Aim = Tally the lines below that contain "YHWH". The number is the whole answer.

Extracted information =
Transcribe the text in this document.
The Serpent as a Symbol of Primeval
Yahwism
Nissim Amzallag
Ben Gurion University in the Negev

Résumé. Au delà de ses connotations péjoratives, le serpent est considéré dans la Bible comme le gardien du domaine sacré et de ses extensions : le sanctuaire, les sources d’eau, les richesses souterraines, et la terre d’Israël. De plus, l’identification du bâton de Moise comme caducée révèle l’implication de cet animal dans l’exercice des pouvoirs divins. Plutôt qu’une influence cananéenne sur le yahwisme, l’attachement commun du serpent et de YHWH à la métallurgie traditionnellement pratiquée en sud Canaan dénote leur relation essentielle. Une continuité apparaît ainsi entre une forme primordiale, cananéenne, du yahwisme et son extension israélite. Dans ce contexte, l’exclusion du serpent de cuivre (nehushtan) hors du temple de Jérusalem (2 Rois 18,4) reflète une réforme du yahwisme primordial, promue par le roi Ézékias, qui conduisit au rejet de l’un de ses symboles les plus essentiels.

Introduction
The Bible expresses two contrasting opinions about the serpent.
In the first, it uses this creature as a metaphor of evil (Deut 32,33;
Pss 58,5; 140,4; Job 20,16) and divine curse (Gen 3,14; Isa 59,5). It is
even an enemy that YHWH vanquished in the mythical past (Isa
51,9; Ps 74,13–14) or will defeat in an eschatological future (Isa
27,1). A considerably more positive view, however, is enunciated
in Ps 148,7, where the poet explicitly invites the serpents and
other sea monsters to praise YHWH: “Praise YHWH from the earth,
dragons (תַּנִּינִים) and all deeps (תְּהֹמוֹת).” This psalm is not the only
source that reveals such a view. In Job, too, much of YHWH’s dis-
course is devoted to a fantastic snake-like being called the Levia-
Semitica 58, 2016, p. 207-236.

Solved problem = 4